§ **Challenge**: Counting only lines that hold "работы", give the total and nothing more.

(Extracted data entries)
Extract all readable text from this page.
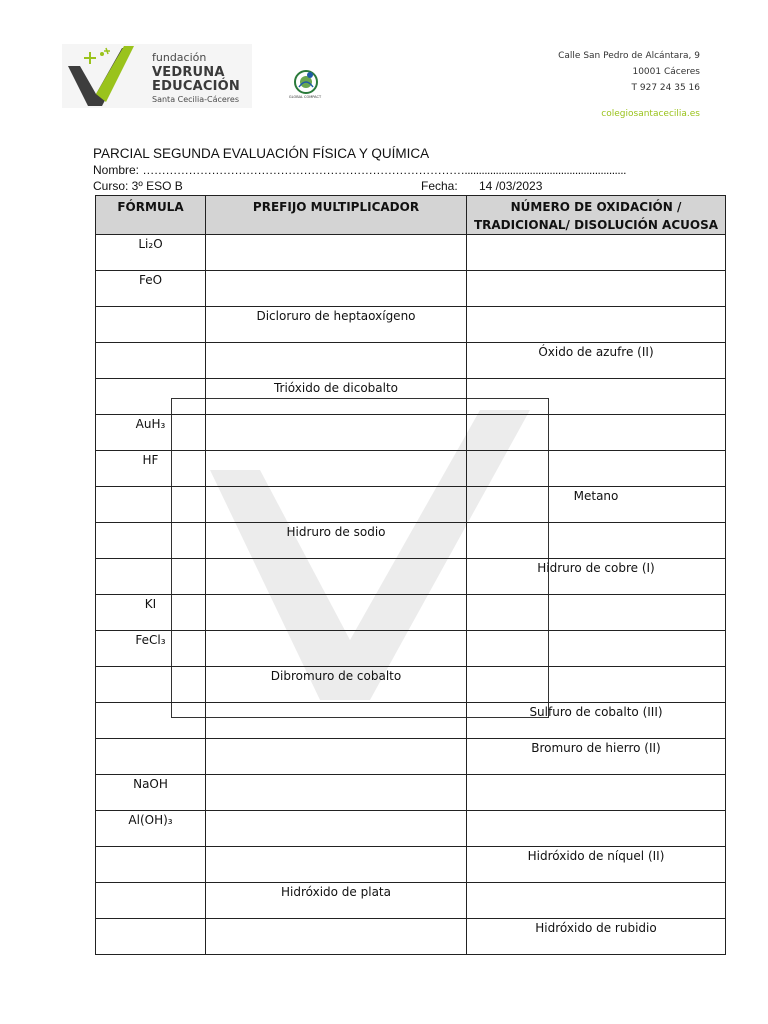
fundación
VEDRUNA
EDUCACIÓN
Santa Cecilia-Cáceres	GLOBAL COMPACT
Calle San Pedro de Alcántara, 9
10001 Cáceres
T 927 24 35 16
colegiosantacecilia.es
PARCIAL SEGUNDA EVALUACIÓN FÍSICA Y QUÍMICA
Nombre: ………………………………………………………………………….........................................................
Curso: 3º ESO B	Fecha: 14 /03/2023
FÓRMULA	PREFIJO MULTIPLICADOR	NÚMERO DE OXIDACIÓN / TRADICIONAL/ DISOLUCIÓN ACUOSA
Li₂O		
FeO		
	Dicloruro de heptaoxígeno	
		Óxido de azufre (II)
	Trióxido de dicobalto	
AuH₃		
HF		
		Metano
	Hidruro de sodio	
		Hidruro de cobre (I)
KI		
FeCl₃		
	Dibromuro de cobalto	
		Sulfuro de cobalto (III)
		Bromuro de hierro (II)
NaOH		
Al(OH)₃		
		Hidróxido de níquel (II)
	Hidróxido de plata	
		Hidróxido de rubidio
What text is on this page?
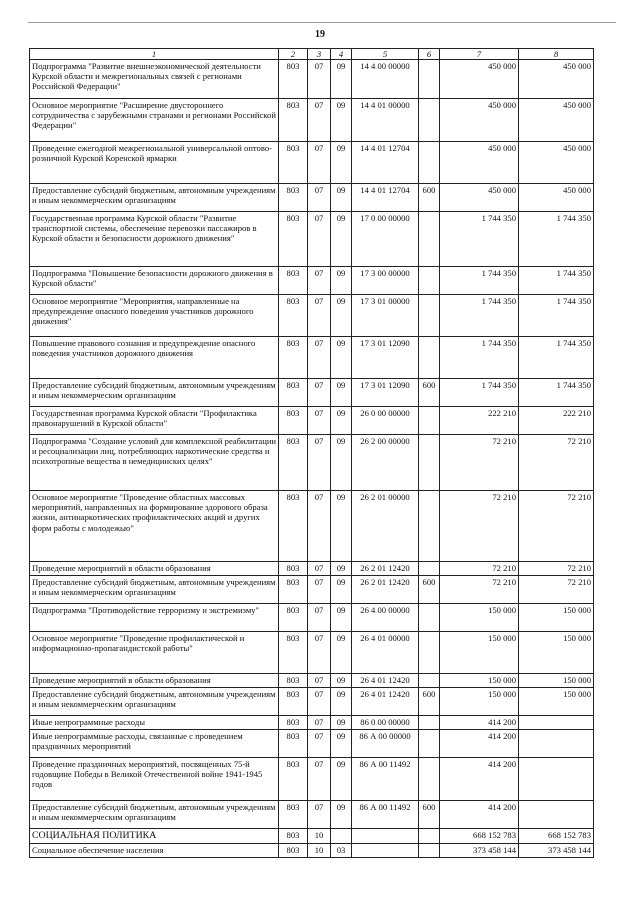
19
1	2	3	4	5	6	7	8
Подпрограмма "Развитие внешнеэкономической деятельности Курской области и межрегиональных связей с регионами Российской Федерации"	803	07	09	14 4 00 00000		450 000	450 000
Основное мероприятие "Расширение двустороннего сотрудничества с зарубежными странами и регионами Российской Федерации"	803	07	09	14 4 01 00000		450 000	450 000
Проведение ежегодной межрегиональной универсальной оптово-розничной Курской Коренской ярмарки	803	07	09	14 4 01 12704		450 000	450 000
Предоставление субсидий бюджетным, автономным учреждениям и иным некоммерческим организациям	803	07	09	14 4 01 12704	600	450 000	450 000
Государственная программа Курской области "Развитие транспортной системы, обеспечение перевозки пассажиров в Курской области и безопасности дорожного движения"	803	07	09	17 0 00 00000		1 744 350	1 744 350
Подпрограмма "Повышение безопасности дорожного движения в Курской области"	803	07	09	17 3 00 00000		1 744 350	1 744 350
Основное мероприятие "Мероприятия, направленные на предупреждение опасного поведения участников дорожного движения"	803	07	09	17 3 01 00000		1 744 350	1 744 350
Повышение правового сознания и предупреждение опасного поведения участников дорожного движения	803	07	09	17 3 01 12090		1 744 350	1 744 350
Предоставление субсидий бюджетным, автономным учреждениям и иным некоммерческим организациям	803	07	09	17 3 01 12090	600	1 744 350	1 744 350
Государственная программа Курской области "Профилактика правонарушений в Курской области"	803	07	09	26 0 00 00000		222 210	222 210
Подпрограмма "Создание условий для комплексной реабилитации и ресоциализации лиц, потребляющих наркотические средства и психотропные вещества в немедицинских целях"	803	07	09	26 2 00 00000		72 210	72 210
Основное мероприятие "Проведение областных массовых мероприятий, направленных на формирование здорового образа жизни, антинаркотических профилактических акций и других форм работы с молодежью"	803	07	09	26 2 01 00000		72 210	72 210
Проведение мероприятий в области образования	803	07	09	26 2 01 12420		72 210	72 210
Предоставление субсидий бюджетным, автономным учреждениям и иным некоммерческим организациям	803	07	09	26 2 01 12420	600	72 210	72 210
Подпрограмма "Противодействие терроризму и экстремизму"	803	07	09	26 4 00 00000		150 000	150 000
Основное мероприятие "Проведение профилактической и информационно-пропагандистской работы"	803	07	09	26 4 01 00000		150 000	150 000
Проведение мероприятий в области образования	803	07	09	26 4 01 12420		150 000	150 000
Предоставление субсидий бюджетным, автономным учреждениям и иным некоммерческим организациям	803	07	09	26 4 01 12420	600	150 000	150 000
Иные непрограммные расходы	803	07	09	86 0 00 00000		414 200	
Иные непрограммные расходы, связанные с проведением праздничных мероприятий	803	07	09	86 А 00 00000		414 200	
Проведение праздничных мероприятий, посвященных 75-й годовщине Победы в Великой Отечественной войне 1941-1945 годов	803	07	09	86 А 00 11492		414 200	
Предоставление субсидий бюджетным, автономным учреждениям и иным некоммерческим организациям	803	07	09	86 А 00 11492	600	414 200	
СОЦИАЛЬНАЯ ПОЛИТИКА	803	10				668 152 783	668 152 783
Социальное обеспечение населения	803	10	03			373 458 144	373 458 144
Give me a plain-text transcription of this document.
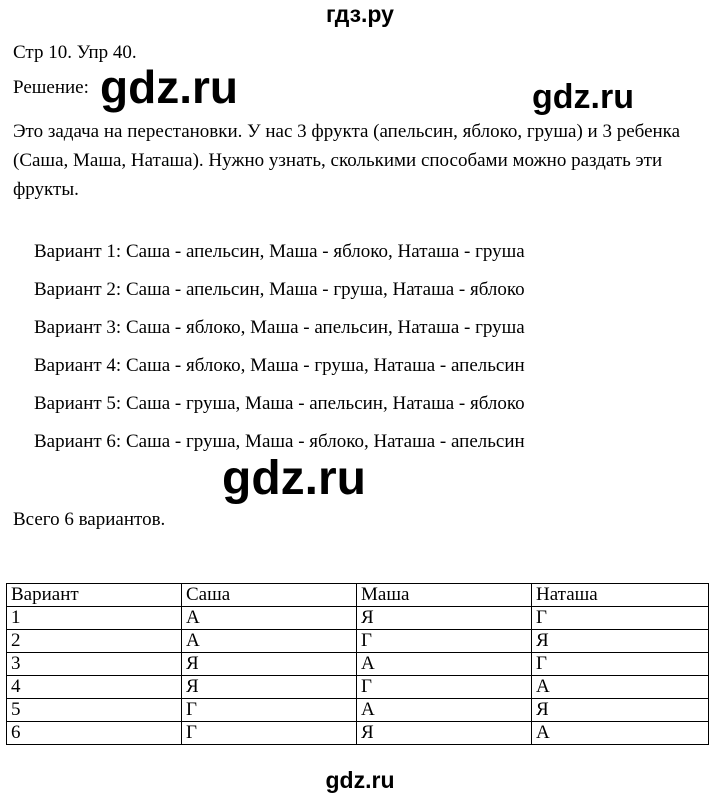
гдз.ру
Стр 10. Упр 40.
Решение: gdz.ru	gdz.ru
Это задача на перестановки. У нас 3 фрукта (апельсин, яблоко, груша) и 3 ребенка (Саша, Маша, Наташа). Нужно узнать, сколькими способами можно раздать эти фрукты.
Вариант 1: Саша - апельсин, Маша - яблоко, Наташа - груша
Вариант 2: Саша - апельсин, Маша - груша, Наташа - яблоко
Вариант 3: Саша - яблоко, Маша - апельсин, Наташа - груша
Вариант 4: Саша - яблоко, Маша - груша, Наташа - апельсин
Вариант 5: Саша - груша, Маша - апельсин, Наташа - яблоко
Вариант 6: Саша - груша, Маша - яблоко, Наташа - апельсин
gdz.ru
Всего 6 вариантов.
Вариант	Саша	Маша	Наташа
1	А	Я	Г
2	А	Г	Я
3	Я	А	Г
4	Я	Г	А
5	Г	А	Я
6	Г	Я	А
gdz.ru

§ **Worked answer**: 2